Exercise aim: Print the listing below in its entirety, character for character.

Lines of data
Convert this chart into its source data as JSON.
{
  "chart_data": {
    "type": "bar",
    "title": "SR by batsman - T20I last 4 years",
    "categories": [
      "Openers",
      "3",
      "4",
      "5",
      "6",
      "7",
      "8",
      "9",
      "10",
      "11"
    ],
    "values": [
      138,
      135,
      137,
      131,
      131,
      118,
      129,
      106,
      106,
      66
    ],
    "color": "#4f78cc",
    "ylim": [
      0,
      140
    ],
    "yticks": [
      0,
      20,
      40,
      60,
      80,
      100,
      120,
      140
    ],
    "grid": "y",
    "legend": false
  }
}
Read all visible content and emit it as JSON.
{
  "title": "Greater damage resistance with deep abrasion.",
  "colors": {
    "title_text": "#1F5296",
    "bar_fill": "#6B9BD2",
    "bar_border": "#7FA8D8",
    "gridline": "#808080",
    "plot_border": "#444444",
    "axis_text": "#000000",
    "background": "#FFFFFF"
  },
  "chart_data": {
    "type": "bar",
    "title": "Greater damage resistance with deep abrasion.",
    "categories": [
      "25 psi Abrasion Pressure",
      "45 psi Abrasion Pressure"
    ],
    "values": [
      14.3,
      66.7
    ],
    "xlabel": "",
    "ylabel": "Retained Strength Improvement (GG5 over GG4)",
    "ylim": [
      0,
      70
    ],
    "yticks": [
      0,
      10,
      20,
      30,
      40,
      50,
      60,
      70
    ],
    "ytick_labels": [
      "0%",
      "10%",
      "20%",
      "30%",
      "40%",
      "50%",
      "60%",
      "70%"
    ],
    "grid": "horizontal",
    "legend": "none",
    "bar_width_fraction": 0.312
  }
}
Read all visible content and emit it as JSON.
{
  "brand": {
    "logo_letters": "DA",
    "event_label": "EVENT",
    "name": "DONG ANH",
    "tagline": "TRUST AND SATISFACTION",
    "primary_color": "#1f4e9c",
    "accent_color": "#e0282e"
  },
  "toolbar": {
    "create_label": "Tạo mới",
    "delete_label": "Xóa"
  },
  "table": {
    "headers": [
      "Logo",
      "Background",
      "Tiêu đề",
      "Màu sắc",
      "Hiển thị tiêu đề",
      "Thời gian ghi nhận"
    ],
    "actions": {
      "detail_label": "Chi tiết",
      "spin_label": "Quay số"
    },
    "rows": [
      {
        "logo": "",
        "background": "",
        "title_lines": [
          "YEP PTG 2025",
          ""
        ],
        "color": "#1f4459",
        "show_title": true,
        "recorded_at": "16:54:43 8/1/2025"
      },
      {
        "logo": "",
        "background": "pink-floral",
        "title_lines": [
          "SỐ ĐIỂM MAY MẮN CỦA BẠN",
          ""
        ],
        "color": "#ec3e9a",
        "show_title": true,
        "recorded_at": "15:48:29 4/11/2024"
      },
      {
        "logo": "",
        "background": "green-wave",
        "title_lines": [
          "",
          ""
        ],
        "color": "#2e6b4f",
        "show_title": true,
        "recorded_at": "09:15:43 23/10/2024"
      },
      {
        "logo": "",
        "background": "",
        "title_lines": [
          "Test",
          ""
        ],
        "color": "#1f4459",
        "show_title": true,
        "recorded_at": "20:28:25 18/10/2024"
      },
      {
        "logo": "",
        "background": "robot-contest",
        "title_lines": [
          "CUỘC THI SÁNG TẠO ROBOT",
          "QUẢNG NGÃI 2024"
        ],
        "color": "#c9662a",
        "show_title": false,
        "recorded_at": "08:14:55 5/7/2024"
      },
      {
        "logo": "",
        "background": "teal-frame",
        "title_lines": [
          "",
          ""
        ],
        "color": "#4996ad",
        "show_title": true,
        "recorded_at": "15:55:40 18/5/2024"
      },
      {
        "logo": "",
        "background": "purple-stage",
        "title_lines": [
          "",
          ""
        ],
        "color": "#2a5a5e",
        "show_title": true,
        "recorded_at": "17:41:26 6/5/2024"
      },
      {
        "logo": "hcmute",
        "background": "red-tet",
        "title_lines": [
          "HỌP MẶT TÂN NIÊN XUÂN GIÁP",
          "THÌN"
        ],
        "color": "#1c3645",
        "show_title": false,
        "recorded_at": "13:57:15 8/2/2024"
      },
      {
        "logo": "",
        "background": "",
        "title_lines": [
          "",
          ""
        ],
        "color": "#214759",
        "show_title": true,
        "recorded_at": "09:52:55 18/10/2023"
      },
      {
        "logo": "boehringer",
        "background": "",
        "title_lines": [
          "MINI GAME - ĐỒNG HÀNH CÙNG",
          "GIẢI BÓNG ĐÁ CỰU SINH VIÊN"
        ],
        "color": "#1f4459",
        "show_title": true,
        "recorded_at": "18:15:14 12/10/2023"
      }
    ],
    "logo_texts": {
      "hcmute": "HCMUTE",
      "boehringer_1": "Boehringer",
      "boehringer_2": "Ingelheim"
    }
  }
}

Correct response:
Convert this chart into its source data as JSON.
{
  "chart_data": {
    "type": "bar",
    "title": "SR by batsman - T20I last 4 years",
    "categories": [
      "Openers",
      "3",
      "4",
      "5",
      "6",
      "7",
      "8",
      "9",
      "10",
      "11"
    ],
    "values": [
      138,
      135,
      137,
      131,
      131,
      118,
      129,
      106,
      106,
      66
    ],
    "color": "#4f78cc",
    "ylim": [
      0,
      140
    ],
    "yticks": [
      0,
      20,
      40,
      60,
      80,
      100,
      120,
      140
    ],
    "grid": "y",
    "legend": false
  }
}
Read all visible content and emit it as JSON.
{
  "title": "Greater damage resistance with deep abrasion.",
  "colors": {
    "title_text": "#1F5296",
    "bar_fill": "#6B9BD2",
    "bar_border": "#7FA8D8",
    "gridline": "#808080",
    "plot_border": "#444444",
    "axis_text": "#000000",
    "background": "#FFFFFF"
  },
  "chart_data": {
    "type": "bar",
    "title": "Greater damage resistance with deep abrasion.",
    "categories": [
      "25 psi Abrasion Pressure",
      "45 psi Abrasion Pressure"
    ],
    "values": [
      14.3,
      66.7
    ],
    "xlabel": "",
    "ylabel": "Retained Strength Improvement (GG5 over GG4)",
    "ylim": [
      0,
      70
    ],
    "yticks": [
      0,
      10,
      20,
      30,
      40,
      50,
      60,
      70
    ],
    "ytick_labels": [
      "0%",
      "10%",
      "20%",
      "30%",
      "40%",
      "50%",
      "60%",
      "70%"
    ],
    "grid": "horizontal",
    "legend": "none",
    "bar_width_fraction": 0.312
  }
}
Read all visible content and emit it as JSON.
{
  "brand": {
    "logo_letters": "DA",
    "event_label": "EVENT",
    "name": "DONG ANH",
    "tagline": "TRUST AND SATISFACTION",
    "primary_color": "#1f4e9c",
    "accent_color": "#e0282e"
  },
  "toolbar": {
    "create_label": "Tạo mới",
    "delete_label": "Xóa"
  },
  "table": {
    "headers": [
      "Logo",
      "Background",
      "Tiêu đề",
      "Màu sắc",
      "Hiển thị tiêu đề",
      "Thời gian ghi nhận"
    ],
    "actions": {
      "detail_label": "Chi tiết",
      "spin_label": "Quay số"
    },
    "rows": [
      {
        "logo": "",
        "background": "",
        "title_lines": [
          "YEP PTG 2025",
          ""
        ],
        "color": "#1f4459",
        "show_title": true,
        "recorded_at": "16:54:43 8/1/2025"
      },
      {
        "logo": "",
        "background": "pink-floral",
        "title_lines": [
          "SỐ ĐIỂM MAY MẮN CỦA BẠN",
          ""
        ],
        "color": "#ec3e9a",
        "show_title": true,
        "recorded_at": "15:48:29 4/11/2024"
      },
      {
        "logo": "",
        "background": "green-wave",
        "title_lines": [
          "",
          ""
        ],
        "color": "#2e6b4f",
        "show_title": true,
        "recorded_at": "09:15:43 23/10/2024"
      },
      {
        "logo": "",
        "background": "",
        "title_lines": [
          "Test",
          ""
        ],
        "color": "#1f4459",
        "show_title": true,
        "recorded_at": "20:28:25 18/10/2024"
      },
      {
        "logo": "",
        "background": "robot-contest",
        "title_lines": [
          "CUỘC THI SÁNG TẠO ROBOT",
          "QUẢNG NGÃI 2024"
        ],
        "color": "#c9662a",
        "show_title": false,
        "recorded_at": "08:14:55 5/7/2024"
      },
      {
        "logo": "",
        "background": "teal-frame",
        "title_lines": [
          "",
          ""
        ],
        "color": "#4996ad",
        "show_title": true,
        "recorded_at": "15:55:40 18/5/2024"
      },
      {
        "logo": "",
        "background": "purple-stage",
        "title_lines": [
          "",
          ""
        ],
        "color": "#2a5a5e",
        "show_title": true,
        "recorded_at": "17:41:26 6/5/2024"
      },
      {
        "logo": "hcmute",
        "background": "red-tet",
        "title_lines": [
          "HỌP MẶT TÂN NIÊN XUÂN GIÁP",
          "THÌN"
        ],
        "color": "#1c3645",
        "show_title": false,
        "recorded_at": "13:57:15 8/2/2024"
      },
      {
        "logo": "",
        "background": "",
        "title_lines": [
          "",
          ""
        ],
        "color": "#214759",
        "show_title": true,
        "recorded_at": "09:52:55 18/10/2023"
      },
      {
        "logo": "boehringer",
        "background": "",
        "title_lines": [
          "MINI GAME - ĐỒNG HÀNH CÙNG",
          "GIẢI BÓNG ĐÁ CỰU SINH VIÊN"
        ],
        "color": "#1f4459",
        "show_title": true,
        "recorded_at": "18:15:14 12/10/2023"
      }
    ],
    "logo_texts": {
      "hcmute": "HCMUTE",
      "boehringer_1": "Boehringer",
      "boehringer_2": "Ingelheim"
    }
  }
}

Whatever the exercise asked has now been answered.